What you are asked to do.
Relabel the items below by swapping every instance of "Medium" for "Mid", leaving all other text unchanged. Leave the pictures out of the output.

Entries shown.
────────────────
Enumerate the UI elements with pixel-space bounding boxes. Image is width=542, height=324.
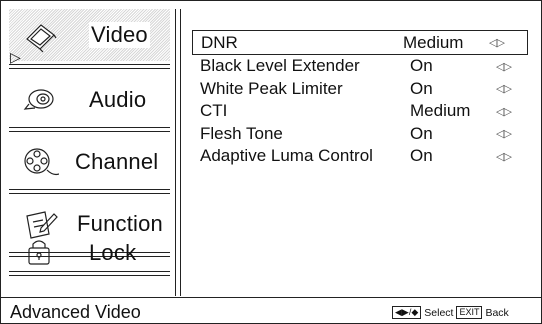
lock-icon xyxy=(28,240,50,265)
left-right-arrows-icon[interactable]: ◁▷ xyxy=(489,36,505,49)
sidebar: ▷ Video Audio Channel Function Lock xyxy=(9,9,170,285)
left-right-arrows-icon[interactable]: ◁▷ xyxy=(496,82,512,95)
setting-name: Adaptive Luma Control xyxy=(200,146,373,166)
setting-value: Medium xyxy=(410,101,471,121)
left-right-arrows-icon[interactable]: ◁▷ xyxy=(496,60,512,73)
page-title: Advanced Video xyxy=(10,302,141,322)
sidebar-item-channel[interactable]: Channel xyxy=(9,134,170,186)
settings-list: DNR Medium ◁▷ Black Level Extender On ◁▷… xyxy=(192,30,528,168)
setting-row-cti[interactable]: CTI Medium ◁▷ xyxy=(200,100,528,123)
setting-row-flesh-tone[interactable]: Flesh Tone On ◁▷ xyxy=(200,123,528,146)
setting-row-dnr[interactable]: DNR Medium ◁▷ xyxy=(192,30,528,55)
tv-icon xyxy=(26,24,57,53)
setting-value: On xyxy=(410,146,433,166)
setting-name: CTI xyxy=(200,101,228,121)
select-hint-label: Select xyxy=(424,306,454,319)
film-reel-icon xyxy=(24,148,59,176)
speaker-icon xyxy=(23,89,54,110)
vertical-divider xyxy=(175,9,181,296)
left-right-arrows-icon[interactable]: ◁▷ xyxy=(496,127,512,140)
setting-name: Black Level Extender xyxy=(200,56,360,76)
sidebar-item-audio[interactable]: Audio xyxy=(9,72,170,124)
divider xyxy=(9,64,170,69)
setting-name: White Peak Limiter xyxy=(200,78,343,98)
setting-row-white-peak-limiter[interactable]: White Peak Limiter On ◁▷ xyxy=(200,78,528,101)
sidebar-item-lock[interactable]: Lock xyxy=(9,214,170,265)
divider xyxy=(9,271,170,276)
setting-row-black-level-extender[interactable]: Black Level Extender On ◁▷ xyxy=(200,55,528,78)
sidebar-item-label: Lock xyxy=(89,240,137,265)
setting-value: Medium xyxy=(403,32,464,52)
setting-value: On xyxy=(410,123,433,143)
divider xyxy=(9,189,170,194)
key-hint: ◀▶/◆ Select EXIT Back xyxy=(392,306,509,319)
left-right-arrows-icon[interactable]: ◁▷ xyxy=(496,150,512,163)
footer-divider xyxy=(0,297,542,298)
setting-name: Flesh Tone xyxy=(200,123,283,143)
divider xyxy=(9,127,170,132)
exit-key-icon: EXIT xyxy=(456,306,483,319)
sidebar-item-label: Audio xyxy=(89,87,147,112)
sidebar-item-label: Video xyxy=(89,22,150,48)
nav-keys-icon: ◀▶/◆ xyxy=(392,306,422,319)
setting-value: On xyxy=(410,78,433,98)
setting-name: DNR xyxy=(201,32,238,52)
setting-value: On xyxy=(410,56,433,76)
sidebar-item-video[interactable]: ▷ Video xyxy=(9,9,170,65)
left-right-arrows-icon[interactable]: ◁▷ xyxy=(496,105,512,118)
setting-row-adaptive-luma-control[interactable]: Adaptive Luma Control On ◁▷ xyxy=(200,145,528,168)
sidebar-item-label: Channel xyxy=(75,149,159,174)
back-hint-label: Back xyxy=(485,306,509,319)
────────────────
Solved exercise.
Enumerate the UI elements with pixel-space bounding boxes. Image is width=542, height=324.
lock-icon xyxy=(28,240,50,265)
left-right-arrows-icon[interactable]: ◁▷ xyxy=(489,36,505,49)
sidebar: ▷ Video Audio Channel Function Lock xyxy=(9,9,170,285)
left-right-arrows-icon[interactable]: ◁▷ xyxy=(496,82,512,95)
setting-name: Adaptive Luma Control xyxy=(200,146,373,166)
setting-value: Mid xyxy=(410,101,471,121)
left-right-arrows-icon[interactable]: ◁▷ xyxy=(496,60,512,73)
page-title: Advanced Video xyxy=(10,302,141,322)
sidebar-item-channel[interactable]: Channel xyxy=(9,134,170,186)
settings-list: DNR Mid ◁▷ Black Level Extender On ◁▷… xyxy=(192,30,528,168)
setting-row-cti[interactable]: CTI Mid ◁▷ xyxy=(200,100,528,123)
setting-row-flesh-tone[interactable]: Flesh Tone On ◁▷ xyxy=(200,123,528,146)
setting-row-dnr[interactable]: DNR Mid ◁▷ xyxy=(192,30,528,55)
tv-icon xyxy=(26,24,57,53)
setting-value: On xyxy=(410,146,433,166)
setting-name: CTI xyxy=(200,101,228,121)
select-hint-label: Select xyxy=(424,306,454,319)
film-reel-icon xyxy=(24,148,59,176)
speaker-icon xyxy=(23,89,54,110)
vertical-divider xyxy=(175,9,181,296)
left-right-arrows-icon[interactable]: ◁▷ xyxy=(496,127,512,140)
setting-name: Black Level Extender xyxy=(200,56,360,76)
sidebar-item-audio[interactable]: Audio xyxy=(9,72,170,124)
divider xyxy=(9,64,170,69)
setting-name: White Peak Limiter xyxy=(200,78,343,98)
setting-row-white-peak-limiter[interactable]: White Peak Limiter On ◁▷ xyxy=(200,78,528,101)
sidebar-item-lock[interactable]: Lock xyxy=(9,214,170,265)
divider xyxy=(9,271,170,276)
setting-row-black-level-extender[interactable]: Black Level Extender On ◁▷ xyxy=(200,55,528,78)
sidebar-item-label: Lock xyxy=(89,240,137,265)
setting-value: Mid xyxy=(403,32,464,52)
setting-value: On xyxy=(410,123,433,143)
divider xyxy=(9,189,170,194)
key-hint: ◀▶/◆ Select EXIT Back xyxy=(392,306,509,319)
left-right-arrows-icon[interactable]: ◁▷ xyxy=(496,150,512,163)
footer-divider xyxy=(0,297,542,298)
setting-name: Flesh Tone xyxy=(200,123,283,143)
divider xyxy=(9,127,170,132)
exit-key-icon: EXIT xyxy=(456,306,483,319)
sidebar-item-label: Audio xyxy=(89,87,147,112)
sidebar-item-label: Video xyxy=(89,22,150,48)
nav-keys-icon: ◀▶/◆ xyxy=(392,306,422,319)
setting-value: On xyxy=(410,78,433,98)
setting-name: DNR xyxy=(201,32,238,52)
setting-value: On xyxy=(410,56,433,76)
sidebar-item-video[interactable]: ▷ Video xyxy=(9,9,170,65)
left-right-arrows-icon[interactable]: ◁▷ xyxy=(496,105,512,118)
setting-row-adaptive-luma-control[interactable]: Adaptive Luma Control On ◁▷ xyxy=(200,145,528,168)
sidebar-item-label: Channel xyxy=(75,149,159,174)
back-hint-label: Back xyxy=(485,306,509,319)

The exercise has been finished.